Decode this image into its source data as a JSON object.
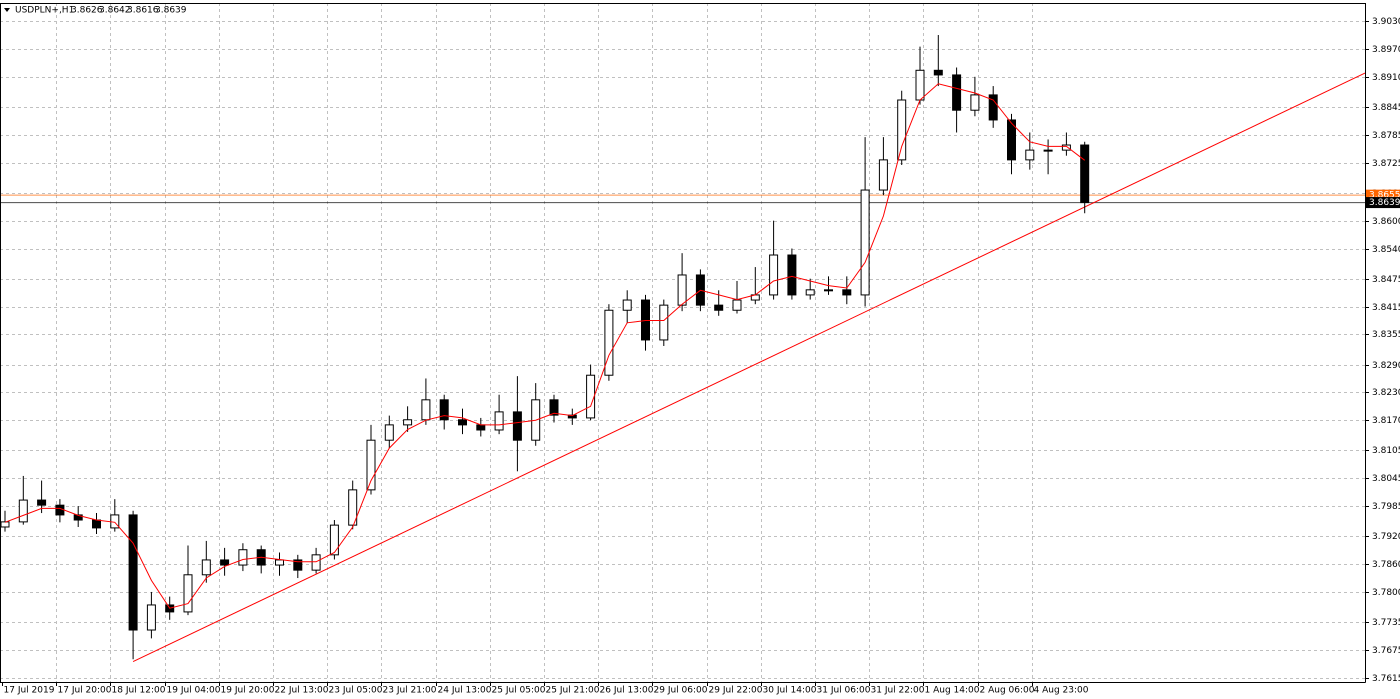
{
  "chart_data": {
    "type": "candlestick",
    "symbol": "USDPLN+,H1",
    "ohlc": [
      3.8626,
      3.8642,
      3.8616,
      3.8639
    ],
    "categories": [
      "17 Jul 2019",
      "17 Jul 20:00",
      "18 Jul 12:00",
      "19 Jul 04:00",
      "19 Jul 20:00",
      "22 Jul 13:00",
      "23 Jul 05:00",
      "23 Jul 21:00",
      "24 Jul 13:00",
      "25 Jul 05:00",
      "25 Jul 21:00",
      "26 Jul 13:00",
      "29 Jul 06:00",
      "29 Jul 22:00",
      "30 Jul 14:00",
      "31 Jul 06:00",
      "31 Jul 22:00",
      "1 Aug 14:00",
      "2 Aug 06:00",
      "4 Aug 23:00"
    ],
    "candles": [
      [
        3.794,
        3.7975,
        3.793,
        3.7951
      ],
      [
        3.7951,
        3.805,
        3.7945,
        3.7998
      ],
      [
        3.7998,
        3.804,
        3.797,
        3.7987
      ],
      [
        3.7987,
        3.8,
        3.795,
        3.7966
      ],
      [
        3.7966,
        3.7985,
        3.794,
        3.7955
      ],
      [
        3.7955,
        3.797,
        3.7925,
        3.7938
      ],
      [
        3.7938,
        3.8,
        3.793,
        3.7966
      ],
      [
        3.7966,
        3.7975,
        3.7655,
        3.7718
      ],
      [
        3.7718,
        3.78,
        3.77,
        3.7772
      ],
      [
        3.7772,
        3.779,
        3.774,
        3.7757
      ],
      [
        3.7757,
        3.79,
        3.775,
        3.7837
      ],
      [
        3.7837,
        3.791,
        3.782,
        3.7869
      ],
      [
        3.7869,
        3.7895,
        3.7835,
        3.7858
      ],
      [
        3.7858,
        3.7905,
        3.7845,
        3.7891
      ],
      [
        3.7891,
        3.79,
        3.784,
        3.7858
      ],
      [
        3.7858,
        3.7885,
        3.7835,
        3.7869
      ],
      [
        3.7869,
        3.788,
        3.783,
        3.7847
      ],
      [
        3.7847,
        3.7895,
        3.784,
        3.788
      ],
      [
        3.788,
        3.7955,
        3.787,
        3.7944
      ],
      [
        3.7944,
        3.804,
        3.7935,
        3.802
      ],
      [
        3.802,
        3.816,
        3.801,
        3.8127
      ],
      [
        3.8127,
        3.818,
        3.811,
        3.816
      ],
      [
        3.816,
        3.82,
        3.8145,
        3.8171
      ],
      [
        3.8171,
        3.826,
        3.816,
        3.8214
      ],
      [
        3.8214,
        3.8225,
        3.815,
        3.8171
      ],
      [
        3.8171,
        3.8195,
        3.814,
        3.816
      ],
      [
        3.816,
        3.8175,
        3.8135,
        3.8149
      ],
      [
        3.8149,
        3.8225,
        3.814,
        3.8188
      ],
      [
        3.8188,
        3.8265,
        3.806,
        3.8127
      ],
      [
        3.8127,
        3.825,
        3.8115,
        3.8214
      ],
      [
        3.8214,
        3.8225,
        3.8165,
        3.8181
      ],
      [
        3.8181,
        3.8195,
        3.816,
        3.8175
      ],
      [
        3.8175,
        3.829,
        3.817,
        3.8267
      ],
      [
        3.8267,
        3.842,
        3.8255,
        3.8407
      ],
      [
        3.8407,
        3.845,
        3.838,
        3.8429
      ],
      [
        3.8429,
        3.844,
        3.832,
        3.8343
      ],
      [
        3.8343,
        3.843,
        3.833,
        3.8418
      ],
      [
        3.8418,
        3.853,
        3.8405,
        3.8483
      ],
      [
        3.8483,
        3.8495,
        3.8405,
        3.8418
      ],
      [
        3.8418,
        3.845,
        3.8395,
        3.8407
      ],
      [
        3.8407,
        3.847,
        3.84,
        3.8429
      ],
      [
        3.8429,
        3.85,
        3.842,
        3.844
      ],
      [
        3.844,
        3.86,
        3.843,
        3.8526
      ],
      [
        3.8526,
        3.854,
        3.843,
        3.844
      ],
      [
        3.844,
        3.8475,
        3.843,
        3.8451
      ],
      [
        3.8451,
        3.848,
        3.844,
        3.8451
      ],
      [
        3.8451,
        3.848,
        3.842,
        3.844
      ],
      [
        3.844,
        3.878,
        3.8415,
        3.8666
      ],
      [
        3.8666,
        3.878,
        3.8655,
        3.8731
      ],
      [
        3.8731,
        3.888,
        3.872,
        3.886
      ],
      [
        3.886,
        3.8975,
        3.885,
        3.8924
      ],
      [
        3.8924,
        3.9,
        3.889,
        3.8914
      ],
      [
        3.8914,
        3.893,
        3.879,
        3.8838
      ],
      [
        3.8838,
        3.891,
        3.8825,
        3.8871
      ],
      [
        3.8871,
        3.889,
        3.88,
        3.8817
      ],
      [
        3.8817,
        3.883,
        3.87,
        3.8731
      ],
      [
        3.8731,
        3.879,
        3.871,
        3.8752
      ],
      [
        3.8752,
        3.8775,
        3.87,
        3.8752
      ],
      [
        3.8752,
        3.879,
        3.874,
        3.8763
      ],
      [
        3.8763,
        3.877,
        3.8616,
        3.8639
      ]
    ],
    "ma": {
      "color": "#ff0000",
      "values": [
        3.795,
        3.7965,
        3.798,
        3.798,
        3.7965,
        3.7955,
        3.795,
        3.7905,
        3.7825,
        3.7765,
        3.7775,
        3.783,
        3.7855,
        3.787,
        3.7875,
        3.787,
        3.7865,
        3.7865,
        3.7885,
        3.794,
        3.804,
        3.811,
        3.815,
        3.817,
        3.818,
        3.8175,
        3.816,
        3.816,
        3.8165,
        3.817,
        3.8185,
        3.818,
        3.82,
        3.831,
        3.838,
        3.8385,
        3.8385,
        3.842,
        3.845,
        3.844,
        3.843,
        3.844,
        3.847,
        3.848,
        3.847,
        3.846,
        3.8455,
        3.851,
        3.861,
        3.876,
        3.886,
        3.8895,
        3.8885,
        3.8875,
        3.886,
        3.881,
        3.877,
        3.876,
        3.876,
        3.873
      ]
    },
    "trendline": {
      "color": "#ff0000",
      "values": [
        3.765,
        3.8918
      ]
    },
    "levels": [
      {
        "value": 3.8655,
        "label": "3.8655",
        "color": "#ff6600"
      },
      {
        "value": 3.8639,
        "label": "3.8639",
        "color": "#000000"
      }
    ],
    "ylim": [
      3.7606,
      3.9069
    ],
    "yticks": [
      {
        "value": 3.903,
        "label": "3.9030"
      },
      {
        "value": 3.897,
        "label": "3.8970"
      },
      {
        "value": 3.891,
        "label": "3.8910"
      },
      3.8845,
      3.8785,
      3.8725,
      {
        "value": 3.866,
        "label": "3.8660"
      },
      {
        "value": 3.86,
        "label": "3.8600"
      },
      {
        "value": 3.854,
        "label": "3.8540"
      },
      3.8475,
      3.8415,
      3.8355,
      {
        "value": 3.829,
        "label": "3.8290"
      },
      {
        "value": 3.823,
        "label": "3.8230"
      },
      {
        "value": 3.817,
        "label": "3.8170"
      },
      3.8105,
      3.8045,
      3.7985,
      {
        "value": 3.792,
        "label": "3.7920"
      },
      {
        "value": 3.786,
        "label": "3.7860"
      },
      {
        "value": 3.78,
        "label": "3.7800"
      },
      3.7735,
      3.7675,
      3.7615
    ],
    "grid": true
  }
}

--------------------

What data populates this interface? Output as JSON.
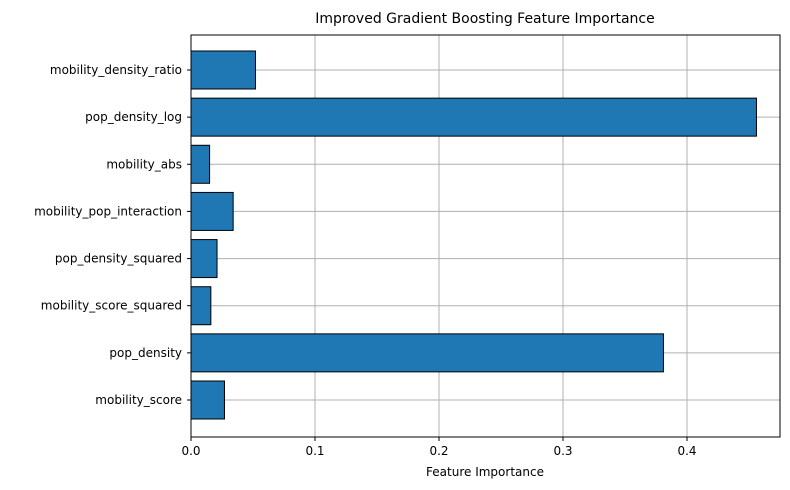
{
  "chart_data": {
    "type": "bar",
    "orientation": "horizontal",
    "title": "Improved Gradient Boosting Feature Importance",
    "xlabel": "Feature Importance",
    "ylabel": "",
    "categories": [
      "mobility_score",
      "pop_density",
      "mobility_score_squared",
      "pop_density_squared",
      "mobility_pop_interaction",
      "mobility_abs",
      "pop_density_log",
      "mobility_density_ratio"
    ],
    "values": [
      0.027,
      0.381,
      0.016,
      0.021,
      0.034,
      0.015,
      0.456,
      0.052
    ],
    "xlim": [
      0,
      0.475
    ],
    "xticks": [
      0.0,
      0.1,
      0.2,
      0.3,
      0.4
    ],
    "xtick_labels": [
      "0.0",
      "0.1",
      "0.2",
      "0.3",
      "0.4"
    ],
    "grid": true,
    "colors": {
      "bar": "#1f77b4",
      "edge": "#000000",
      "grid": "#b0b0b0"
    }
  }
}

--------------------

What this task involves = Extract every line containing the string "Importance" from the data above.

Solution =
    "title": "Improved Gradient Boosting Feature Importance",
    "xlabel": "Feature Importance",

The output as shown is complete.